# [The exercise]
Search the records for the word "ELÉCTRICO" and report each line that has it.

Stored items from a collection

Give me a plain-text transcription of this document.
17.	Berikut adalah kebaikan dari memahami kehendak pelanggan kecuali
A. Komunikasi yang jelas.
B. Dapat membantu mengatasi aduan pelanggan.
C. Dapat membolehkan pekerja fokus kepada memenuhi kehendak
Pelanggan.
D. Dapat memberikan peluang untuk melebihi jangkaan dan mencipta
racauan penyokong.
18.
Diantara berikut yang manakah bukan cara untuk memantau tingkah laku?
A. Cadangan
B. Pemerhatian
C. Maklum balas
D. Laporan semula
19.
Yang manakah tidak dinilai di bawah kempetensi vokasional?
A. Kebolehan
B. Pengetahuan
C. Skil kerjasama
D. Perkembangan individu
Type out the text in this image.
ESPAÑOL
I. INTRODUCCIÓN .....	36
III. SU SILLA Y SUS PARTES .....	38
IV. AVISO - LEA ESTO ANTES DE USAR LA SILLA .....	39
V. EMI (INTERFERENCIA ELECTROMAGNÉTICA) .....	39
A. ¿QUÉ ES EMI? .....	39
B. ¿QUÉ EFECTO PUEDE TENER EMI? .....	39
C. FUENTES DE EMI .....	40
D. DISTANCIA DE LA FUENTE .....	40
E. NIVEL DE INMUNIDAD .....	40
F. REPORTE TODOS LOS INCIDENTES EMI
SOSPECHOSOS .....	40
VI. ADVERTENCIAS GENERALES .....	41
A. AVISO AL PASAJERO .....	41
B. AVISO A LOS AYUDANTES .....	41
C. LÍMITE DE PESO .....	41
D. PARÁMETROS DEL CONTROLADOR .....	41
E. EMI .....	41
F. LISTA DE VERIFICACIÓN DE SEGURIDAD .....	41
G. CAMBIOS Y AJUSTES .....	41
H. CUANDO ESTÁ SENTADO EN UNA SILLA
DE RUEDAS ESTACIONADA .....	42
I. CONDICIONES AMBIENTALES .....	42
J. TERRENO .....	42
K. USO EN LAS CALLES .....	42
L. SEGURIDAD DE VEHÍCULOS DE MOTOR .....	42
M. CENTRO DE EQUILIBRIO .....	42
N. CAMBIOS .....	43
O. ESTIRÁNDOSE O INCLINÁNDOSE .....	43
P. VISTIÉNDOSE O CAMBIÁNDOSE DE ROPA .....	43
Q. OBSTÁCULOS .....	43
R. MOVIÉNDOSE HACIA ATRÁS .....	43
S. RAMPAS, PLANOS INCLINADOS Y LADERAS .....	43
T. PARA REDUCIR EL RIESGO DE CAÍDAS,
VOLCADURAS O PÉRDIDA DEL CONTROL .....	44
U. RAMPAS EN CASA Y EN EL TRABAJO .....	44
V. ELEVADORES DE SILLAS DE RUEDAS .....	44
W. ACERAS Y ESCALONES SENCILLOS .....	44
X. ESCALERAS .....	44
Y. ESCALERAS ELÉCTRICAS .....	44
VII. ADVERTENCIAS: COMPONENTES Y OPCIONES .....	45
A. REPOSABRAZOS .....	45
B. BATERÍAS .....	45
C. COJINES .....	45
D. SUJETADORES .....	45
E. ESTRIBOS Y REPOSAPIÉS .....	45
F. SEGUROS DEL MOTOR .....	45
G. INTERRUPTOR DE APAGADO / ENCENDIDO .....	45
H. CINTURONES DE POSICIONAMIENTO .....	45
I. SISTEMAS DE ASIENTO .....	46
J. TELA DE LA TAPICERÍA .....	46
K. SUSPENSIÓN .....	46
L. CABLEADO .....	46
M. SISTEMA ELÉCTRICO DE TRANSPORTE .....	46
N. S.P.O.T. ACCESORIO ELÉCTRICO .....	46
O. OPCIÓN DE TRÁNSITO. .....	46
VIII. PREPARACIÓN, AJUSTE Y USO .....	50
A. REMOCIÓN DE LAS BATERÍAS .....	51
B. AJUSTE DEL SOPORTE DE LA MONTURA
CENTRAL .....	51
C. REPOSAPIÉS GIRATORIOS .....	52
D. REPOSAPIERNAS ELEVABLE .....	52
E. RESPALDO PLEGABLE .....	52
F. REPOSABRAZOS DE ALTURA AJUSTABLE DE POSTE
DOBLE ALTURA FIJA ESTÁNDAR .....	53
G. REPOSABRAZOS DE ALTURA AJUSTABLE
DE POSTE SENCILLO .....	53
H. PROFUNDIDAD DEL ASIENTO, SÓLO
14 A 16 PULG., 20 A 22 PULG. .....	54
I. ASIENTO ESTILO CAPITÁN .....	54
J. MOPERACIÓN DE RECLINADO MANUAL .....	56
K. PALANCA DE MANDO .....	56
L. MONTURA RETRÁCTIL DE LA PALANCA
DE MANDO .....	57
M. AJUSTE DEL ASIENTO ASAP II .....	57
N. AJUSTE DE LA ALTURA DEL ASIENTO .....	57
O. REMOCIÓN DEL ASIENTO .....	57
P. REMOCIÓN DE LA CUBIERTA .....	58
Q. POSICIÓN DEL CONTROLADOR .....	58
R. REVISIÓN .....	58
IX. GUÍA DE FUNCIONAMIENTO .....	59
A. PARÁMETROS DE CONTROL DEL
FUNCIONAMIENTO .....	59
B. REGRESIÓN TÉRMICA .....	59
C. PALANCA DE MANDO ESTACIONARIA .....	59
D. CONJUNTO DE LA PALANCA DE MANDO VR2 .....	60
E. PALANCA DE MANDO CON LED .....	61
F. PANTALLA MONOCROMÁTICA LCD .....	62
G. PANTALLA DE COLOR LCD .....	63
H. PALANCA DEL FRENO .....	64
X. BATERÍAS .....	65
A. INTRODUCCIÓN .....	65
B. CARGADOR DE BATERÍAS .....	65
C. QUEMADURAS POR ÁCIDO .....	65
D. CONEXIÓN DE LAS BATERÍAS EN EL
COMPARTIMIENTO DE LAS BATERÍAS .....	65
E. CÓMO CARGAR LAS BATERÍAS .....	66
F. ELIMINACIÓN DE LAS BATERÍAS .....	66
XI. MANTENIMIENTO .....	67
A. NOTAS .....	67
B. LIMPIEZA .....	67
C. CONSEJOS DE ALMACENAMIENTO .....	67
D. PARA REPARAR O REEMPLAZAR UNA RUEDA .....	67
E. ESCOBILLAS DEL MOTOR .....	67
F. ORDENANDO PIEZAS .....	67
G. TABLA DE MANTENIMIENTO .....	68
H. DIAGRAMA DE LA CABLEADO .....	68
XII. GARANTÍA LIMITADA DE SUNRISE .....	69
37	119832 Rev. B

# [Result below]
M. SISTEMA ELÉCTRICO DE TRANSPORTE .....	46
N. S.P.O.T. ACCESORIO ELÉCTRICO .....	46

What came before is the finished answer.